# Request
Pictures do not belong in the copy; quote every entry below exactly.
━━━━━━━━
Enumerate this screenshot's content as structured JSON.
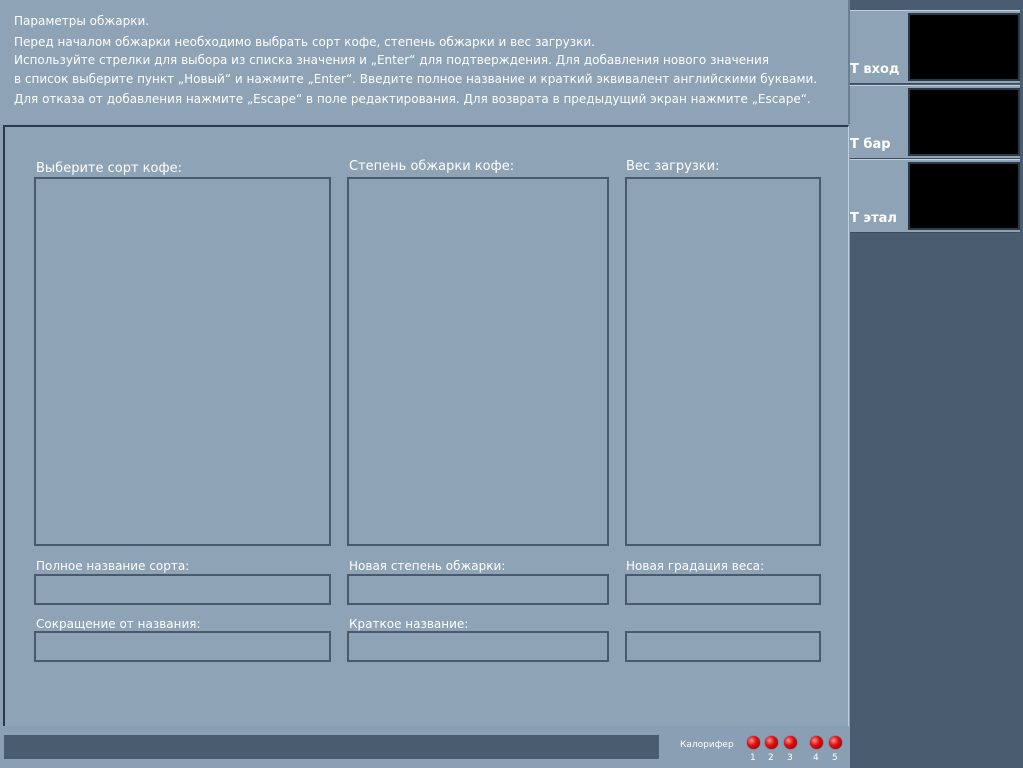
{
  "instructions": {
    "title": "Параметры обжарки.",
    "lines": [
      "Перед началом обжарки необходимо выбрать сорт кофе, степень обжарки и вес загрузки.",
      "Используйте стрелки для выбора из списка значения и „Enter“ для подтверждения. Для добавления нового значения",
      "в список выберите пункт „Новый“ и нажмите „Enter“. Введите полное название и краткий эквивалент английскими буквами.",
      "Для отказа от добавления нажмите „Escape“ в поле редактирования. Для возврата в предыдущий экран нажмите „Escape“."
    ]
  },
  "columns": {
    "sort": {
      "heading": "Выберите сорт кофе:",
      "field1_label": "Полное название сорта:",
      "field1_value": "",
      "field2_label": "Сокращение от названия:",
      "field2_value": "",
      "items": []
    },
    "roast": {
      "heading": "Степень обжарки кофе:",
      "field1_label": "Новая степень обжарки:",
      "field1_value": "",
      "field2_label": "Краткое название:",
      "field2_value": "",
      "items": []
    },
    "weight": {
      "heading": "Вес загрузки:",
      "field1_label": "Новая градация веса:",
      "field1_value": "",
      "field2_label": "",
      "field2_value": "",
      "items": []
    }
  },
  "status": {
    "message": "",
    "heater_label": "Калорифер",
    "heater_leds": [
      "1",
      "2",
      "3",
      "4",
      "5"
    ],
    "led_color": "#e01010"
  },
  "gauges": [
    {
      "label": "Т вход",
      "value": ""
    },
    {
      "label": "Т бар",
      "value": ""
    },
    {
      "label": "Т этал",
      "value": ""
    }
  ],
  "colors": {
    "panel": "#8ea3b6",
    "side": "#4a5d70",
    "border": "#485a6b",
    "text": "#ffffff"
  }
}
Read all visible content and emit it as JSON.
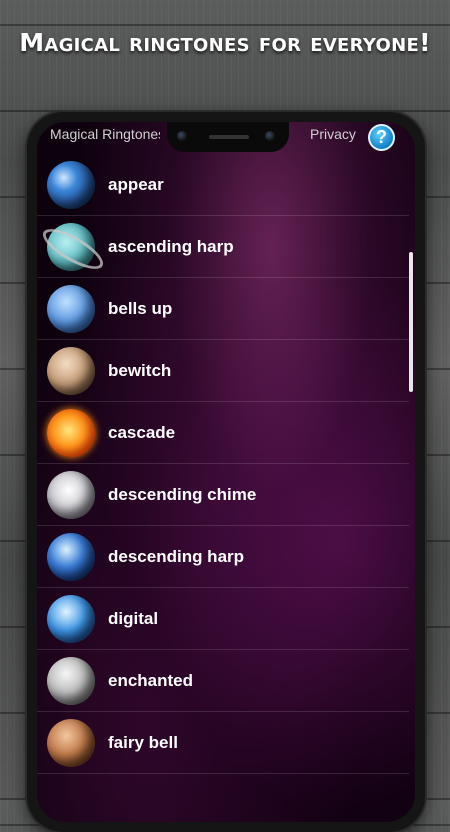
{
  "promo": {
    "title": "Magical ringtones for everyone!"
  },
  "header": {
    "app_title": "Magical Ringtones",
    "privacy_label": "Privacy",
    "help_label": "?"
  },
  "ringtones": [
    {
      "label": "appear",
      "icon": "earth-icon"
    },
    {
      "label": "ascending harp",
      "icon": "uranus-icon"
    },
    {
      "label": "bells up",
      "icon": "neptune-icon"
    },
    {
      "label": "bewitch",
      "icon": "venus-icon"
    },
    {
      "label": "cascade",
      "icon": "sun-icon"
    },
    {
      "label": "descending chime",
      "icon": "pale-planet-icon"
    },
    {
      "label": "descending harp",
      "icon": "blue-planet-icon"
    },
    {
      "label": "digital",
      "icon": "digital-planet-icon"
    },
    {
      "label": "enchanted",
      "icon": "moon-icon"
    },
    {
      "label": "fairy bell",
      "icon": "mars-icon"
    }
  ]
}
━━━━━━━━
# Task response
Enumerate this screenshot's content as structured JSON.
{
  "instructions": {
    "title": "Параметры обжарки.",
    "lines": [
      "Перед началом обжарки необходимо выбрать сорт кофе, степень обжарки и вес загрузки.",
      "Используйте стрелки для выбора из списка значения и „Enter“ для подтверждения. Для добавления нового значения",
      "в список выберите пункт „Новый“ и нажмите „Enter“. Введите полное название и краткий эквивалент английскими буквами.",
      "Для отказа от добавления нажмите „Escape“ в поле редактирования. Для возврата в предыдущий экран нажмите „Escape“."
    ]
  },
  "columns": {
    "sort": {
      "heading": "Выберите сорт кофе:",
      "field1_label": "Полное название сорта:",
      "field1_value": "",
      "field2_label": "Сокращение от названия:",
      "field2_value": "",
      "items": []
    },
    "roast": {
      "heading": "Степень обжарки кофе:",
      "field1_label": "Новая степень обжарки:",
      "field1_value": "",
      "field2_label": "Краткое название:",
      "field2_value": "",
      "items": []
    },
    "weight": {
      "heading": "Вес загрузки:",
      "field1_label": "Новая градация веса:",
      "field1_value": "",
      "field2_label": "",
      "field2_value": "",
      "items": []
    }
  },
  "status": {
    "message": "",
    "heater_label": "Калорифер",
    "heater_leds": [
      "1",
      "2",
      "3",
      "4",
      "5"
    ],
    "led_color": "#e01010"
  },
  "gauges": [
    {
      "label": "Т вход",
      "value": ""
    },
    {
      "label": "Т бар",
      "value": ""
    },
    {
      "label": "Т этал",
      "value": ""
    }
  ],
  "colors": {
    "panel": "#8ea3b6",
    "side": "#4a5d70",
    "border": "#485a6b",
    "text": "#ffffff"
  }
}
Read all visible content and emit it as JSON.
{
  "promo": {
    "title": "Magical ringtones for everyone!"
  },
  "header": {
    "app_title": "Magical Ringtones",
    "privacy_label": "Privacy",
    "help_label": "?"
  },
  "ringtones": [
    {
      "label": "appear",
      "icon": "earth-icon"
    },
    {
      "label": "ascending harp",
      "icon": "uranus-icon"
    },
    {
      "label": "bells up",
      "icon": "neptune-icon"
    },
    {
      "label": "bewitch",
      "icon": "venus-icon"
    },
    {
      "label": "cascade",
      "icon": "sun-icon"
    },
    {
      "label": "descending chime",
      "icon": "pale-planet-icon"
    },
    {
      "label": "descending harp",
      "icon": "blue-planet-icon"
    },
    {
      "label": "digital",
      "icon": "digital-planet-icon"
    },
    {
      "label": "enchanted",
      "icon": "moon-icon"
    },
    {
      "label": "fairy bell",
      "icon": "mars-icon"
    }
  ]
}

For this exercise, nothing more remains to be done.